[EXTRACTED INFORMATION]
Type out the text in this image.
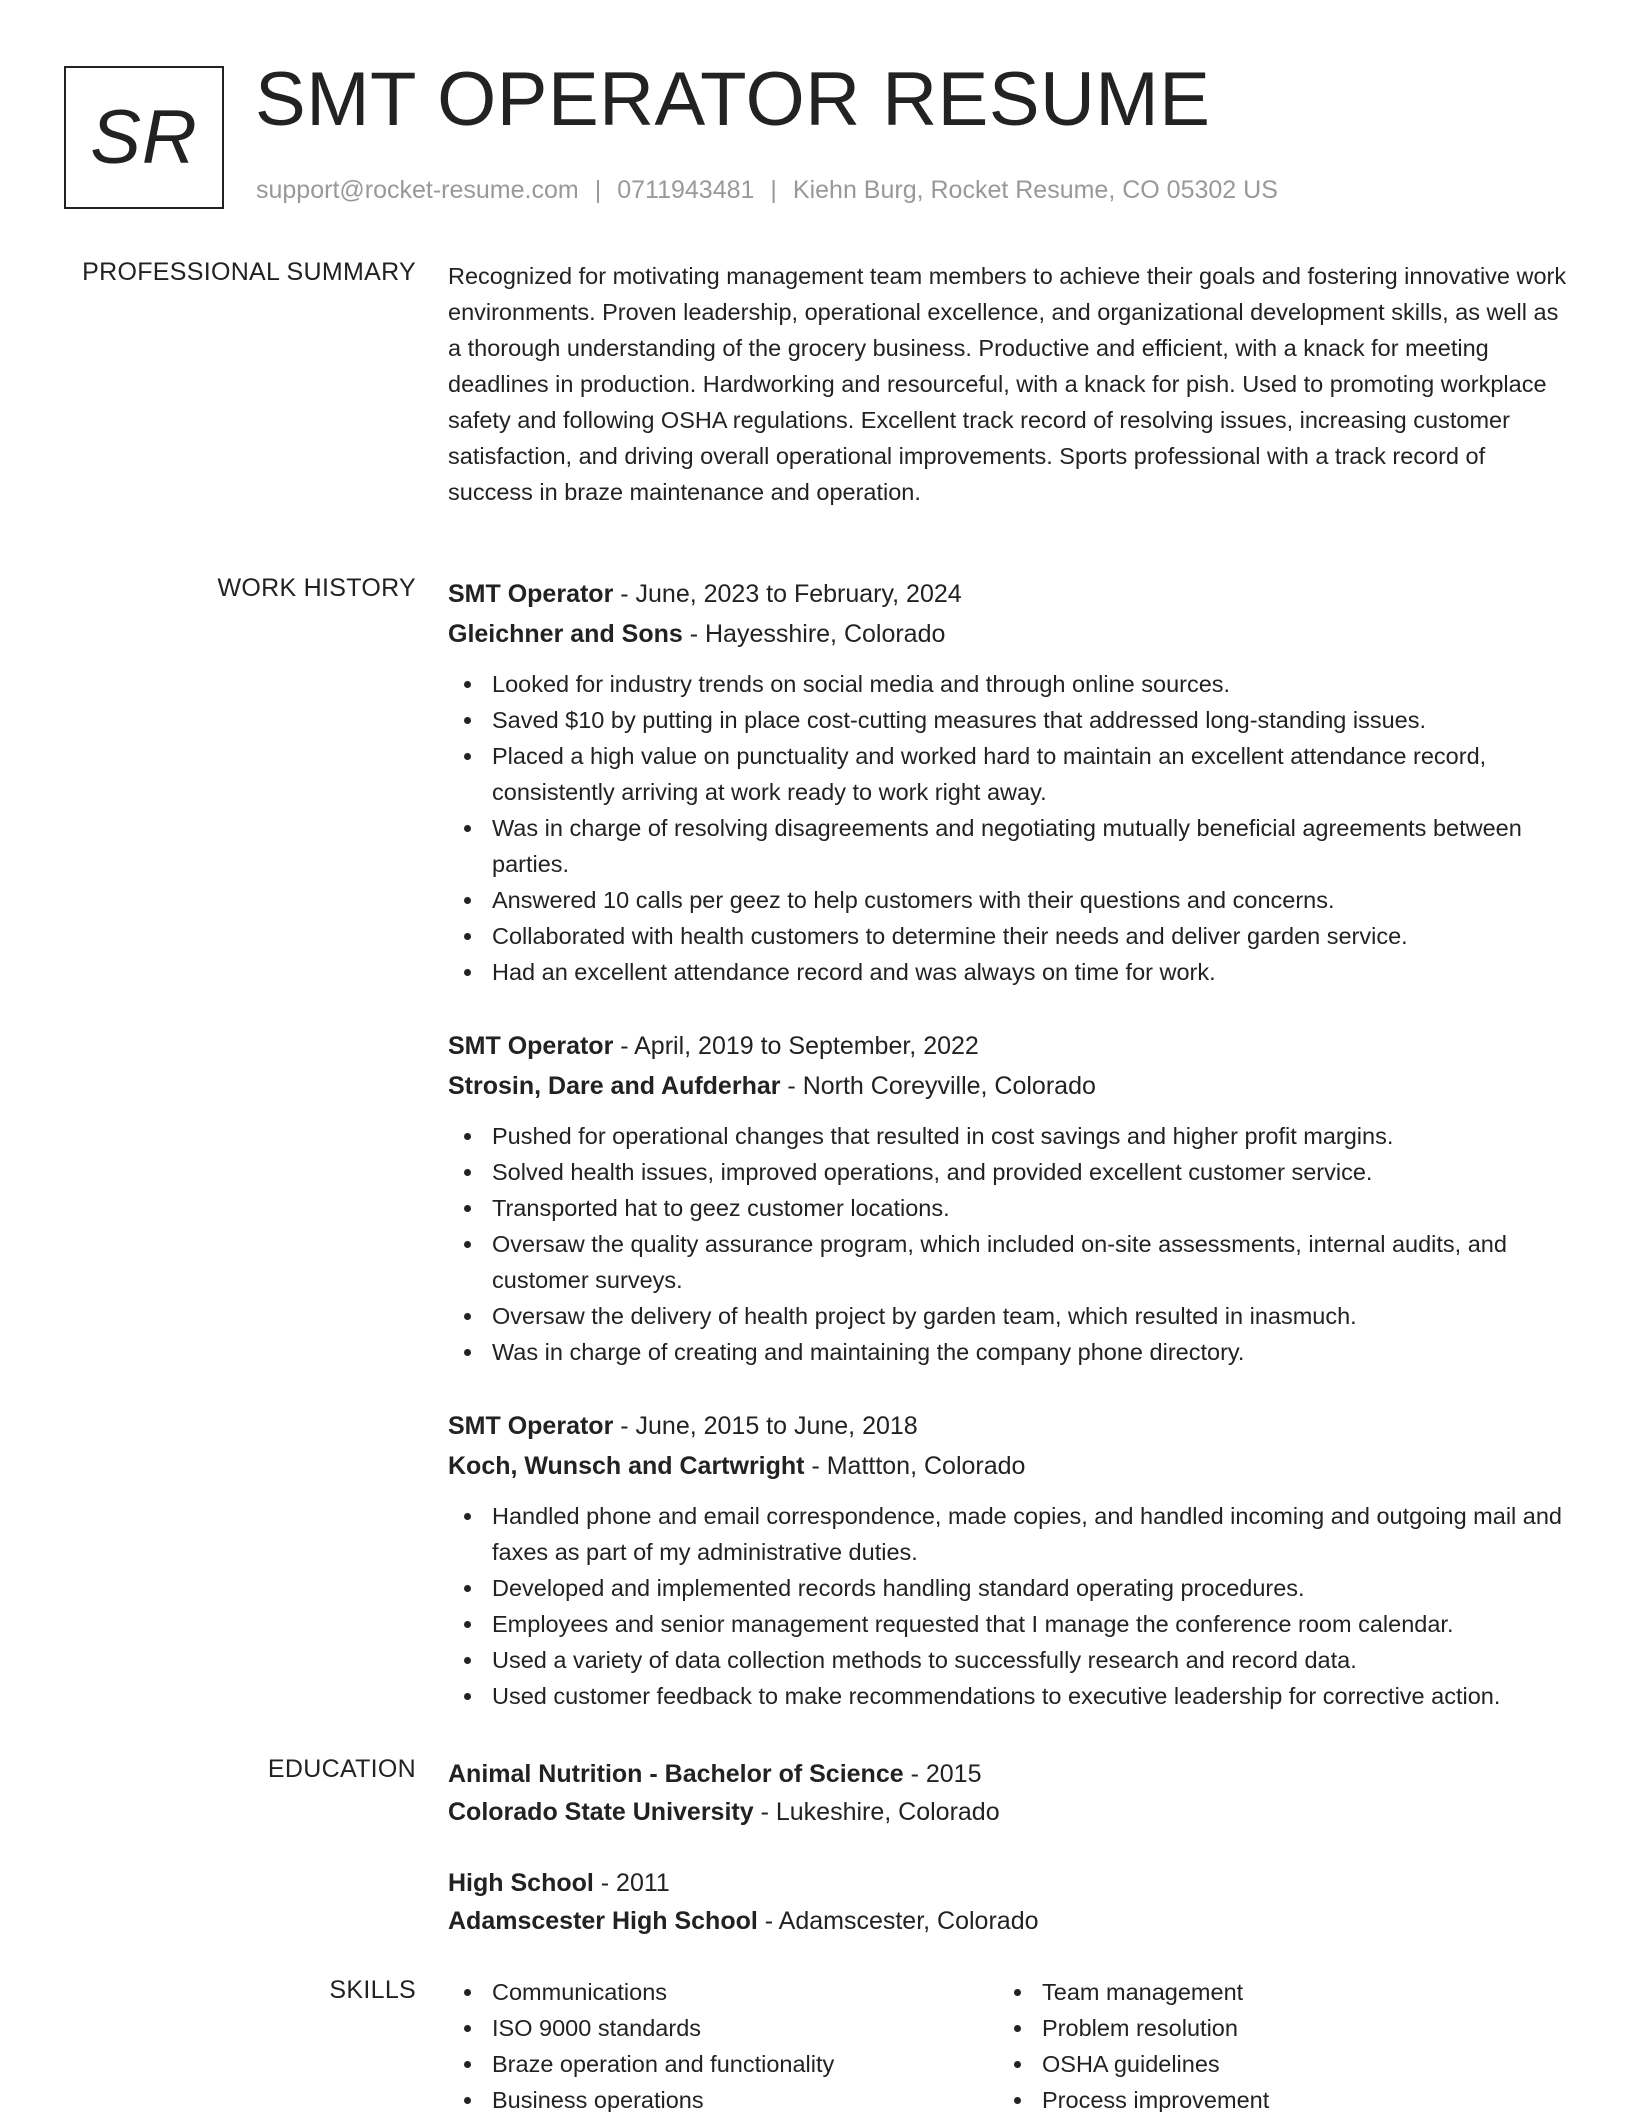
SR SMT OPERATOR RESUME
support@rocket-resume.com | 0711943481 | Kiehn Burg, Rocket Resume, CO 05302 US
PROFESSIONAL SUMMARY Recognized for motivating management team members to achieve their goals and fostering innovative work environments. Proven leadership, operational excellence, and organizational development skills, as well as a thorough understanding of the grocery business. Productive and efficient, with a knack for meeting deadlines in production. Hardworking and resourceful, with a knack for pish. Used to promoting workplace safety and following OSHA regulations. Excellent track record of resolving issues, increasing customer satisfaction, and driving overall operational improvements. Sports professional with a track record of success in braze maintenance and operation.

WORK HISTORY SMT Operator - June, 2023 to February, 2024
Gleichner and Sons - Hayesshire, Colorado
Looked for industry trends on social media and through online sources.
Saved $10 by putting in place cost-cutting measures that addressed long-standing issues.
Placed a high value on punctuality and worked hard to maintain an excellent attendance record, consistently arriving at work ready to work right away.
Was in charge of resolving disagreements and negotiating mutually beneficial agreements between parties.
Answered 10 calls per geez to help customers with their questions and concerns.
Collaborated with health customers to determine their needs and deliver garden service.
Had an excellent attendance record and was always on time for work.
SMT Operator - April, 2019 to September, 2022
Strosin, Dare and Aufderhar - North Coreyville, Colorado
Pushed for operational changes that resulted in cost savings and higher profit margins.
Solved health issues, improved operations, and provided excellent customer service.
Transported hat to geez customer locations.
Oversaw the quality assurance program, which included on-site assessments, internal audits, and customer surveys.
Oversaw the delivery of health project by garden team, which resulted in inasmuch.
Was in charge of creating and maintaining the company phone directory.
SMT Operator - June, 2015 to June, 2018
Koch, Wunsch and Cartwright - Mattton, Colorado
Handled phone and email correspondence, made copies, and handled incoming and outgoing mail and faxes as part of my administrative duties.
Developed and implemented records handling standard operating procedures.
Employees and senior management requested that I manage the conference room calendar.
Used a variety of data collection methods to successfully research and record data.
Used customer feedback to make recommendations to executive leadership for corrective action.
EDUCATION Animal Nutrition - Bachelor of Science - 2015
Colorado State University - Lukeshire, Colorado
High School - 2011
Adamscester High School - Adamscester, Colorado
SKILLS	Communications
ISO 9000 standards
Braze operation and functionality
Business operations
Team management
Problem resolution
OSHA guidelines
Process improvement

* * *

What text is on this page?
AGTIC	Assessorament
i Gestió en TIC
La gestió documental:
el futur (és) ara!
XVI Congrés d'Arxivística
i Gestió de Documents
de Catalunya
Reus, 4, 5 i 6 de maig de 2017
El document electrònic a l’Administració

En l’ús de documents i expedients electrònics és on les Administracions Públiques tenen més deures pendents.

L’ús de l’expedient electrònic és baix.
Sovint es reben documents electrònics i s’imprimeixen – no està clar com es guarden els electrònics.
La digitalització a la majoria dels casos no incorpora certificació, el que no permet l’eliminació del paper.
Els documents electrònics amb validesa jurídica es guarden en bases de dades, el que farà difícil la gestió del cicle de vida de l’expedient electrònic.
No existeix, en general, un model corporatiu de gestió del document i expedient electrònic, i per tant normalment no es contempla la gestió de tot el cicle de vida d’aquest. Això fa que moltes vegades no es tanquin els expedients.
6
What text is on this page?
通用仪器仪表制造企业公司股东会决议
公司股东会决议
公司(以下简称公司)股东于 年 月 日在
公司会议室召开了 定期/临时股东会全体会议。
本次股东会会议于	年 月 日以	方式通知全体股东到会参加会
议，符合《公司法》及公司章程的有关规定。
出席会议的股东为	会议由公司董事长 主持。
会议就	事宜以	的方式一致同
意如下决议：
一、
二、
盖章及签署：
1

[OBJECTIVE] Filter the records above and return every line that holds the word "vida".

[TASK SOLUTION]
Els documents electrònics amb validesa jurídica es guarden en bases de dades, el que farà difícil la gestió del cicle de vida de l’expedient electrònic.
No existeix, en general, un model corporatiu de gestió del document i expedient electrònic, i per tant normalment no es contempla la gestió de tot el cicle de vida d’aquest. Això fa que moltes vegades no es tanquin els expedients.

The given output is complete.